─── RECORDS TO USE ───

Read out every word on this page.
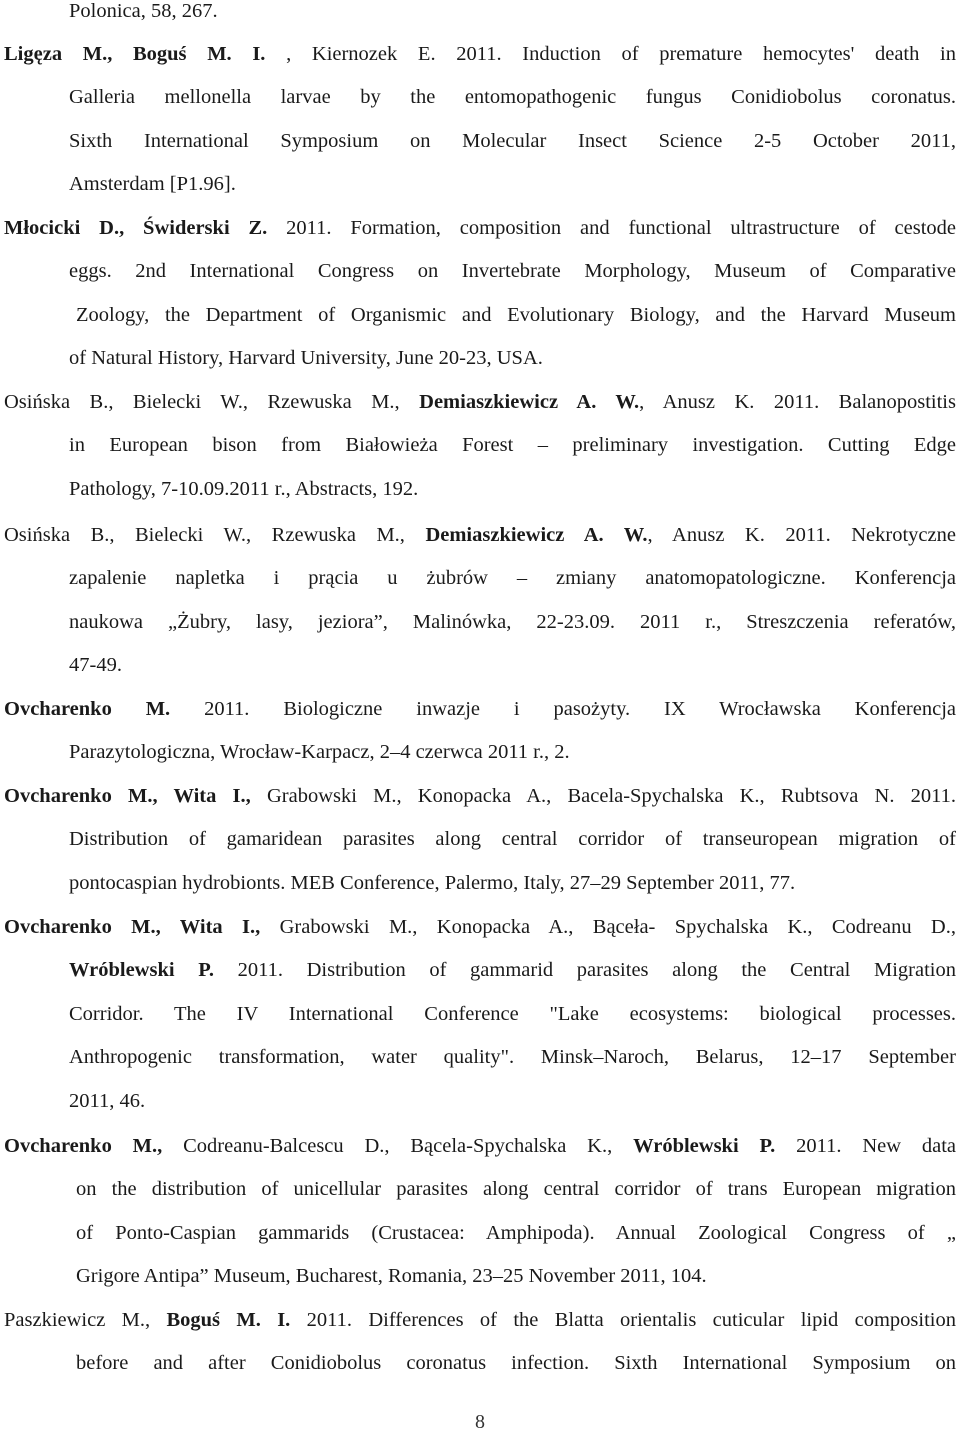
Polonica, 58, 267.
Ligęza M., Boguś M. I. , Kiernozek E. 2011. Induction of premature hemocytes' death in
Galleria mellonella larvae by the entomopathogenic fungus Conidiobolus coronatus.
Sixth International Symposium on Molecular Insect Science 2-5 October 2011,
Amsterdam [P1.96].
Młocicki D., Świderski Z. 2011. Formation, composition and functional ultrastructure of cestode
eggs. 2nd International Congress on Invertebrate Morphology, Museum of Comparative
Zoology, the Department of Organismic and Evolutionary Biology, and the Harvard Museum
of Natural History, Harvard University, June 20-23, USA.
Osińska B., Bielecki W., Rzewuska M., Demiaszkiewicz A. W., Anusz K. 2011. Balanopostitis
in European bison from Białowieża Forest – preliminary investigation. Cutting Edge
Pathology, 7-10.09.2011 r., Abstracts, 192.
Osińska B., Bielecki W., Rzewuska M., Demiaszkiewicz A. W., Anusz K. 2011. Nekrotyczne
zapalenie napletka i prącia u żubrów – zmiany anatomopatologiczne. Konferencja
naukowa „Żubry, lasy, jeziora”, Malinówka, 22-23.09. 2011 r., Streszczenia referatów,
47-49.
Ovcharenko M. 2011. Biologiczne inwazje i pasożyty. IX Wrocławska Konferencja
Parazytologiczna, Wrocław-Karpacz, 2–4 czerwca 2011 r., 2.
Ovcharenko M., Wita I., Grabowski M., Konopacka A., Bacela-Spychalska K., Rubtsova N. 2011.
Distribution of gamaridean parasites along central corridor of transeuropean migration of
pontocaspian hydrobionts. MEB Conference, Palermo, Italy, 27–29 September 2011, 77.
Ovcharenko M., Wita I., Grabowski M., Konopacka A., Bąceła- Spychalska K., Codreanu D.,
Wróblewski P. 2011. Distribution of gammarid parasites along the Central Migration
Corridor. The IV International Conference "Lake ecosystems: biological processes.
Anthropogenic transformation, water quality". Minsk–Naroch, Belarus, 12–17 September
2011, 46.
Ovcharenko M., Codreanu-Balcescu D., Bącela-Spychalska K., Wróblewski P. 2011. New data
on the distribution of unicellular parasites along central corridor of trans European migration
of Ponto-Caspian gammarids (Crustacea: Amphipoda). Annual Zoological Congress of „
Grigore Antipa” Museum, Bucharest, Romania, 23–25 November 2011, 104.
Paszkiewicz M., Boguś M. I. 2011. Differences of the Blatta orientalis cuticular lipid composition
before and after Conidiobolus coronatus infection. Sixth International Symposium on
8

───

PROBLEM TO SOLVE:
Looking at the records above, state the number of lines where the word "Osińska" occurs, and write nothing beyond it.

EXERCISE OUTPUT:
2